_What is being asked_
Every record below should be written out exactly; pictures stay out.

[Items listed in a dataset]
:::::

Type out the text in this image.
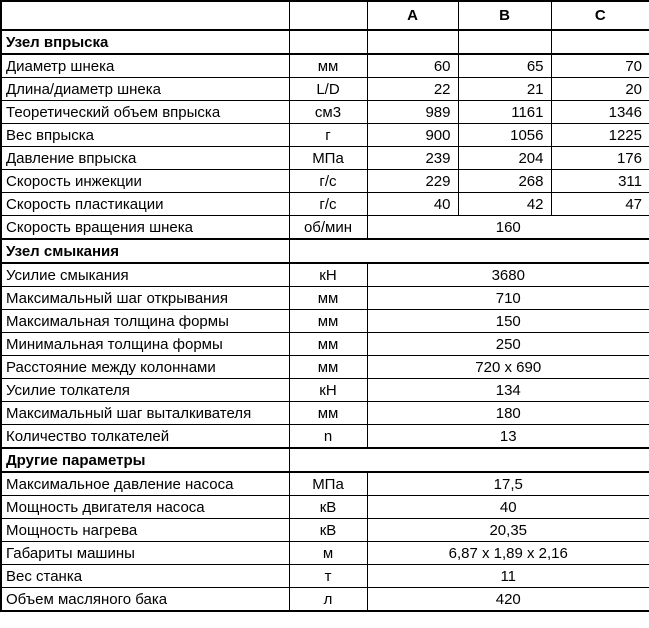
		A	B	C
Узел впрыска				
Диаметр шнека	мм	60	65	70
Длина/диаметр шнека	L/D	22	21	20
Теоретический объем впрыска	см3	989	1161	1346
Вес впрыска	г	900	1056	1225
Давление впрыска	МПа	239	204	176
Скорость инжекции	г/с	229	268	311
Скорость пластикации	г/с	40	42	47
Скорость вращения шнека	об/мин	160		
Узел смыкания				
Усилие смыкания	кН	3680		
Максимальный шаг открывания	мм	710		
Максимальная толщина формы	мм	150		
Минимальная толщина формы	мм	250		
Расстояние между колоннами	мм	720 x 690		
Усилие толкателя	кН	134		
Максимальный шаг выталкивателя	мм	180		
Количество толкателей	n	13		
Другие параметры				
Максимальное давление насоса	МПа	17,5		
Мощность двигателя насоса	кВ	40		
Мощность нагрева	кВ	20,35		
Габариты машины	м	6,87 x 1,89 x 2,16		
Вес станка	т	11		
Объем масляного бака	л	420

:::::

_Answer to this exercise_
Type out the text in this image.
		A	B	C
Узел впрыска				
Диаметр шнека	мм	60	65	70
Длина/диаметр шнека	L/D	22	21	20
Теоретический объем впрыска	см3	989	1161	1346
Вес впрыска	г	900	1056	1225
Давление впрыска	МПа	239	204	176
Скорость инжекции	г/с	229	268	311
Скорость пластикации	г/с	40	42	47
Скорость вращения шнека	об/мин	160		
Узел смыкания				
Усилие смыкания	кН	3680		
Максимальный шаг открывания	мм	710		
Максимальная толщина формы	мм	150		
Минимальная толщина формы	мм	250		
Расстояние между колоннами	мм	720 x 690		
Усилие толкателя	кН	134		
Максимальный шаг выталкивателя	мм	180		
Количество толкателей	n	13		
Другие параметры				
Максимальное давление насоса	МПа	17,5		
Мощность двигателя насоса	кВ	40		
Мощность нагрева	кВ	20,35		
Габариты машины	м	6,87 x 1,89 x 2,16		
Вес станка	т	11		
Объем масляного бака	л	420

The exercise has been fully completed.